───── RECORD SET ─────

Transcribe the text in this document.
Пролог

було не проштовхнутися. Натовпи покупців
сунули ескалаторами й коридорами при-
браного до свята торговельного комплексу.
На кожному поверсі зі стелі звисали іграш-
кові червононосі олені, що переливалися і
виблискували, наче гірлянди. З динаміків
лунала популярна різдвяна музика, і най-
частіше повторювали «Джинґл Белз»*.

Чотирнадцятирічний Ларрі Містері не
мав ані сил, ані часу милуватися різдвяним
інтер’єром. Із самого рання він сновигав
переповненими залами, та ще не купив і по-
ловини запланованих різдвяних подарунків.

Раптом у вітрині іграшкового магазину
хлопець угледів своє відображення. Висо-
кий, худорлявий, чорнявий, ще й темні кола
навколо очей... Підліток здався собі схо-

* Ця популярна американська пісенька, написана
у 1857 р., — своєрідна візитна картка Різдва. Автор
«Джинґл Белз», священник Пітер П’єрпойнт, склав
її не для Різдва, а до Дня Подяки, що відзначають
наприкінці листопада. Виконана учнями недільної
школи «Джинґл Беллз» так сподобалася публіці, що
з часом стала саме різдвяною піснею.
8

─────

Print the material above once more, exactly.

Transcribe the text in this document.
Пролог

було не проштовхнутися. Натовпи покупців
сунули ескалаторами й коридорами при-
браного до свята торговельного комплексу.
На кожному поверсі зі стелі звисали іграш-
кові червононосі олені, що переливалися і
виблискували, наче гірлянди. З динаміків
лунала популярна різдвяна музика, і най-
частіше повторювали «Джинґл Белз»*.

Чотирнадцятирічний Ларрі Містері не
мав ані сил, ані часу милуватися різдвяним
інтер’єром. Із самого рання він сновигав
переповненими залами, та ще не купив і по-
ловини запланованих різдвяних подарунків.

Раптом у вітрині іграшкового магазину
хлопець угледів своє відображення. Висо-
кий, худорлявий, чорнявий, ще й темні кола
навколо очей... Підліток здався собі схо-

* Ця популярна американська пісенька, написана
у 1857 р., — своєрідна візитна картка Різдва. Автор
«Джинґл Белз», священник Пітер П’єрпойнт, склав
її не для Різдва, а до Дня Подяки, що відзначають
наприкінці листопада. Виконана учнями недільної
школи «Джинґл Беллз» так сподобалася публіці, що
з часом стала саме різдвяною піснею.
8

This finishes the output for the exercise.